Repeat the lines of all the data below word for word, leaving out the pictures.

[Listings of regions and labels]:
━━━━━━━━━━━━━━━━━━━━

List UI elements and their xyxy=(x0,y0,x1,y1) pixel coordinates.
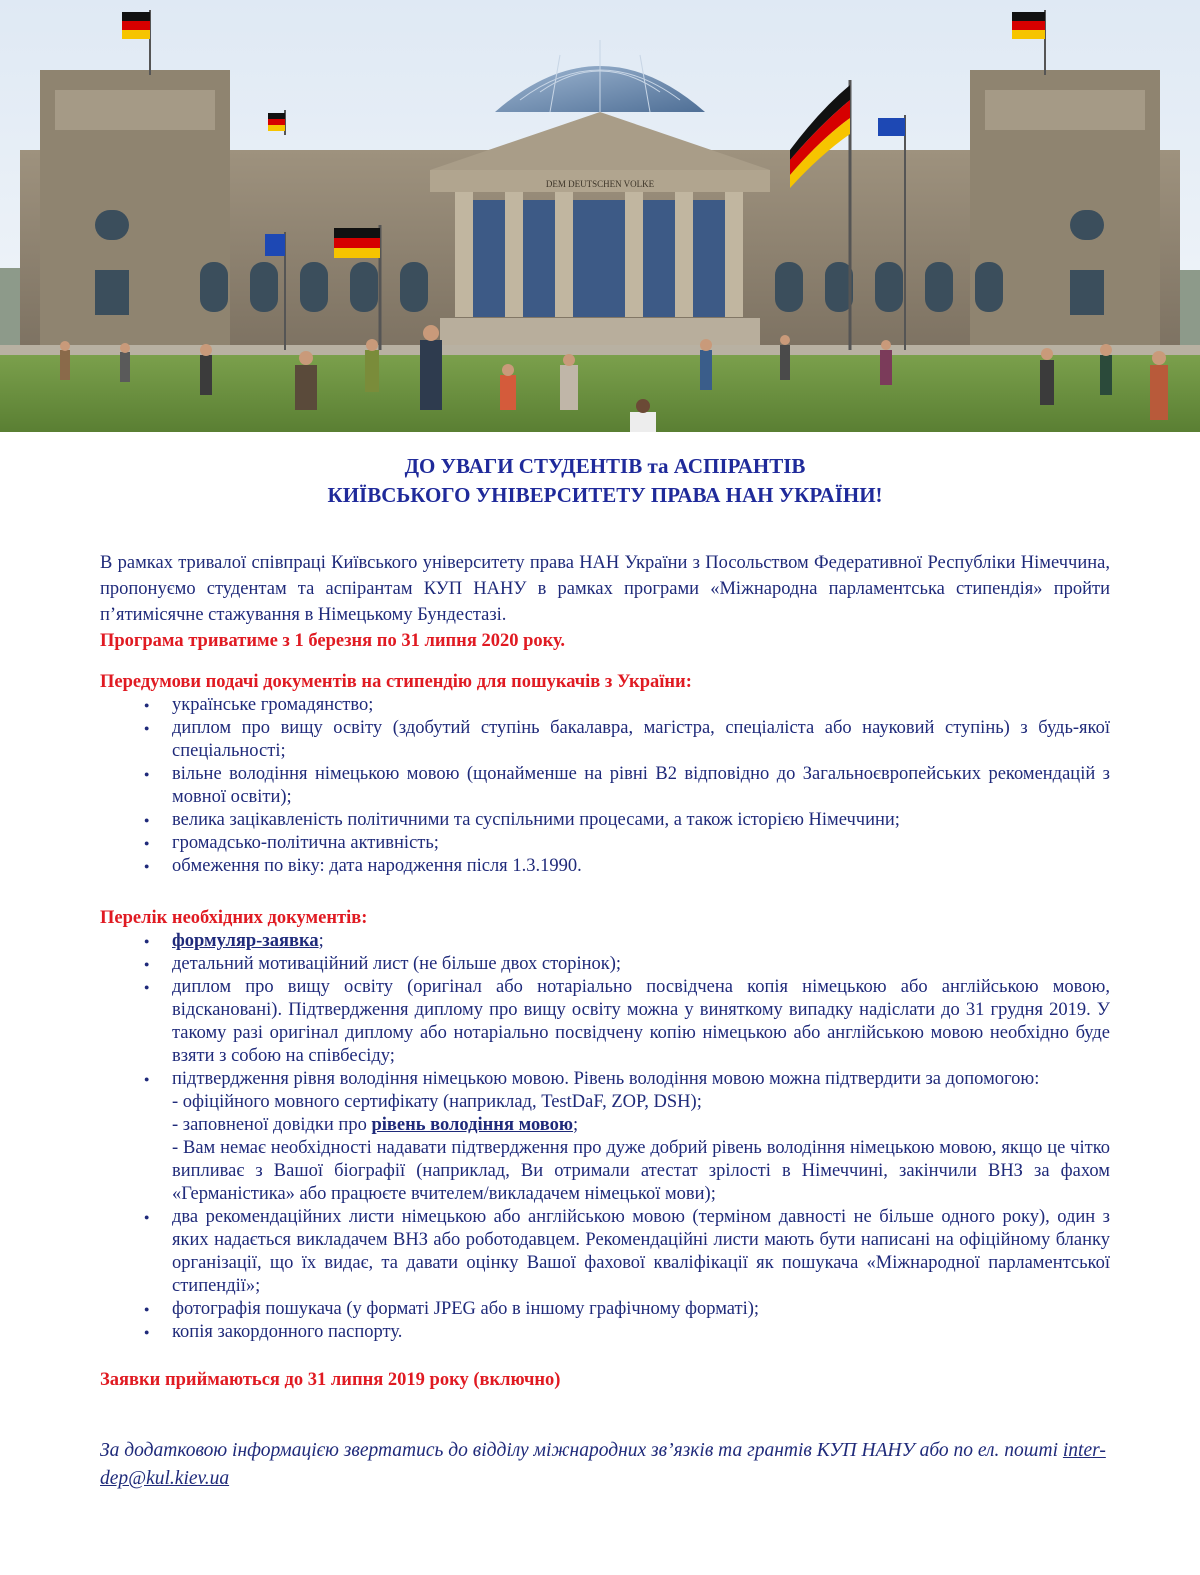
language-certificate: - офіційного мовного сертифікату (наприклад, TestDaF, ZOP, DSH); xyxy=(172,1092,702,1112)
list-item: ● копія закордонного паспорту. xyxy=(172,1321,1110,1344)
list-item: ● громадсько-політична активність; xyxy=(172,832,1110,855)
language-level-link[interactable]: рівень володіння мовою xyxy=(371,1115,573,1135)
title-line-2: КИЇВСЬКОГО УНІВЕРСИТЕТУ ПРАВА НАН УКРАЇНИ! xyxy=(327,483,883,507)
documents-list xyxy=(100,930,1110,1344)
list-item: ● два рекомендаційних листи німецькою або англійською мовою (терміном давності не більше одного року), один з яких надається викладачем ВНЗ або роботодавцем. Рекомендаційні листи мають бути написані на офіційному бланку організації, що їх видає, та давати оцінку Вашої фахової кваліфікації як пошукача «Міжнародної парламентської стипендії»; xyxy=(172,1206,1110,1298)
list-item xyxy=(172,930,1110,953)
hero-photo-reichstag xyxy=(0,0,1200,432)
list-item: ● вільне володіння німецькою мовою (щонайменше на рівні В2 відповідно до Загальноєвропейських рекомендацій з мовної освіти); xyxy=(172,763,1110,809)
list-item: ● диплом про вищу освіту (оригінал або нотаріально посвідчена копія німецькою або англійською мовою, відскановані). Підтвердження диплому про вищу освіту можна у виняткому випадку надіслати до 31 грудня 2019. У такому разі оригінал диплому або нотаріально посвідчену копію німецькою або англійською мовою необхідно буде взяти з собою на співбесіду; xyxy=(172,976,1110,1068)
intro-paragraph: В рамках тривалої співпраці Київського університету права НАН України з Посольством Федеративної Республіки Німеччина, пропонуємо студентам та аспірантам КУП НАНУ в рамках програми «Міжнародна парламентська стипендія» пройти п’ятимісячне стажування в Німецькому Бундестазі. xyxy=(100,553,1110,625)
contact-footer xyxy=(100,1437,1110,1493)
list-item: ● велика зацікавленість політичними та суспільними процесами, а також історією Німеччини; xyxy=(172,809,1110,832)
deadline-notice: Заявки приймаються до 31 липня 2019 року (включно) xyxy=(100,1370,561,1390)
prerequisites-list xyxy=(100,694,1110,878)
list-item: ● диплом про вищу освіту (здобутий ступінь бакалавра, магістра, спеціаліста або науковий ступінь) з будь-якої спеціальності; xyxy=(172,717,1110,763)
program-dates: Програма триватиме з 1 березня по 31 липня 2020 року. xyxy=(100,631,566,651)
language-intro: ● підтвердження рівня володіння німецькою мовою. Рівень володіння мовою можна підтвердити за допомогою: xyxy=(172,1069,1040,1089)
prerequisites-heading: Передумови подачі документів на стипендію для пошукачів з України: xyxy=(100,672,692,692)
list-item: ● фотографія пошукача (у форматі JPEG або в іншому графічному форматі); xyxy=(172,1298,1110,1321)
form-suffix: ; xyxy=(318,931,324,951)
list-item: ● детальний мотиваційний лист (не більше двох сторінок); xyxy=(172,953,1110,976)
list-item: ● обмеження по віку: дата народження після 1.3.1990. xyxy=(172,855,1110,878)
application-form-link[interactable]: формуляр-заявка xyxy=(172,931,319,951)
announcement-body xyxy=(100,452,1110,1493)
language-note: - Вам немає необхідності надавати підтвердження про дуже добрий рівень володіння німецькою мовою, якщо це чітко випливає з Вашої біографії (наприклад, Ви отримали атестат зрілості в Німеччині, закінчили ВНЗ за фахом «Германістика» або працюєте вчителем/викладачем німецької мови); xyxy=(172,1138,1110,1204)
language-form-line xyxy=(172,1114,1110,1137)
contact-email-link[interactable]: inter-dep@kul.kiev.ua xyxy=(100,1440,1106,1489)
list-item xyxy=(172,1068,1110,1206)
language-form-prefix: - заповненої довідки про xyxy=(172,1115,372,1135)
lawn xyxy=(0,345,1200,432)
title-line-1: ДО УВАГИ СТУДЕНТІВ та АСПІРАНТІВ xyxy=(404,454,806,478)
inscription: DEM DEUTSCHEN VOLKE xyxy=(545,179,655,189)
contact-text: За додатковою інформацією звертатись до відділу міжнародних зв’язків та грантів КУП НАНУ або по ел. пошті xyxy=(100,1440,1063,1461)
documents-heading: Перелік необхідних документів: xyxy=(100,908,368,928)
list-item: ● українське громадянство; xyxy=(172,694,1110,717)
language-form-suffix: ; xyxy=(572,1115,579,1135)
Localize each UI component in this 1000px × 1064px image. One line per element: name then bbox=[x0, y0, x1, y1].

━━━━━━━━━━━━━━━━━━━━

[Task answer]:
List UI elements and their xyxy=(x0,y0,x1,y1) pixel coordinates.
language-certificate: - офіційного мовного сертифікату (наприклад, TestDaF, ZOP, DSH); xyxy=(172,1092,702,1112)
list-item: ● копія закордонного паспорту. xyxy=(172,1321,1110,1344)
list-item: ● громадсько-політична активність; xyxy=(172,832,1110,855)
language-level-link[interactable]: рівень володіння мовою xyxy=(371,1115,573,1135)
title-line-2: КИЇВСЬКОГО УНІВЕРСИТЕТУ ПРАВА НАН УКРАЇНИ! xyxy=(327,483,883,507)
documents-list xyxy=(100,930,1110,1344)
list-item: ● два рекомендаційних листи німецькою або англійською мовою (терміном давності не більше одного року), один з яких надається викладачем ВНЗ або роботодавцем. Рекомендаційні листи мають бути написані на офіційному бланку організації, що їх видає, та давати оцінку Вашої фахової кваліфікації як пошукача «Міжнародної парламентської стипендії»; xyxy=(172,1206,1110,1298)
list-item xyxy=(172,930,1110,953)
hero-photo-reichstag xyxy=(0,0,1200,432)
list-item: ● вільне володіння німецькою мовою (щонайменше на рівні В2 відповідно до Загальноєвропейських рекомендацій з мовної освіти); xyxy=(172,763,1110,809)
list-item: ● диплом про вищу освіту (оригінал або нотаріально посвідчена копія німецькою або англійською мовою, відскановані). Підтвердження диплому про вищу освіту можна у виняткому випадку надіслати до 31 грудня 2019. У такому разі оригінал диплому або нотаріально посвідчену копію німецькою або англійською мовою необхідно буде взяти з собою на співбесіду; xyxy=(172,976,1110,1068)
intro-paragraph: В рамках тривалої співпраці Київського університету права НАН України з Посольством Федеративної Республіки Німеччина, пропонуємо студентам та аспірантам КУП НАНУ в рамках програми «Міжнародна парламентська стипендія» пройти п’ятимісячне стажування в Німецькому Бундестазі. xyxy=(100,553,1110,625)
contact-footer xyxy=(100,1437,1110,1493)
list-item: ● велика зацікавленість політичними та суспільними процесами, а також історією Німеччини; xyxy=(172,809,1110,832)
deadline-notice: Заявки приймаються до 31 липня 2019 року (включно) xyxy=(100,1370,561,1390)
prerequisites-list xyxy=(100,694,1110,878)
list-item: ● диплом про вищу освіту (здобутий ступінь бакалавра, магістра, спеціаліста або науковий ступінь) з будь-якої спеціальності; xyxy=(172,717,1110,763)
program-dates: Програма триватиме з 1 березня по 31 липня 2020 року. xyxy=(100,631,566,651)
language-intro: ● підтвердження рівня володіння німецькою мовою. Рівень володіння мовою можна підтвердити за допомогою: xyxy=(172,1069,1040,1089)
prerequisites-heading: Передумови подачі документів на стипендію для пошукачів з України: xyxy=(100,672,692,692)
list-item: ● фотографія пошукача (у форматі JPEG або в іншому графічному форматі); xyxy=(172,1298,1110,1321)
form-suffix: ; xyxy=(318,931,324,951)
list-item: ● детальний мотиваційний лист (не більше двох сторінок); xyxy=(172,953,1110,976)
list-item: ● обмеження по віку: дата народження після 1.3.1990. xyxy=(172,855,1110,878)
application-form-link[interactable]: формуляр-заявка xyxy=(172,931,319,951)
announcement-body xyxy=(100,452,1110,1493)
language-note: - Вам немає необхідності надавати підтвердження про дуже добрий рівень володіння німецькою мовою, якщо це чітко випливає з Вашої біографії (наприклад, Ви отримали атестат зрілості в Німеччині, закінчили ВНЗ за фахом «Германістика» або працюєте вчителем/викладачем німецької мови); xyxy=(172,1138,1110,1204)
language-form-line xyxy=(172,1114,1110,1137)
contact-email-link[interactable]: inter-dep@kul.kiev.ua xyxy=(100,1440,1106,1489)
list-item xyxy=(172,1068,1110,1206)
language-form-prefix: - заповненої довідки про xyxy=(172,1115,372,1135)
lawn xyxy=(0,345,1200,432)
title-line-1: ДО УВАГИ СТУДЕНТІВ та АСПІРАНТІВ xyxy=(404,454,806,478)
inscription: DEM DEUTSCHEN VOLKE xyxy=(545,179,655,189)
contact-text: За додатковою інформацією звертатись до відділу міжнародних зв’язків та грантів КУП НАНУ або по ел. пошті xyxy=(100,1440,1063,1461)
documents-heading: Перелік необхідних документів: xyxy=(100,908,368,928)
list-item: ● українське громадянство; xyxy=(172,694,1110,717)
language-form-suffix: ; xyxy=(572,1115,579,1135)
Localize each UI component in this 1000px × 1064px image. One line per element: name then bbox=[x0, y0, x1, y1].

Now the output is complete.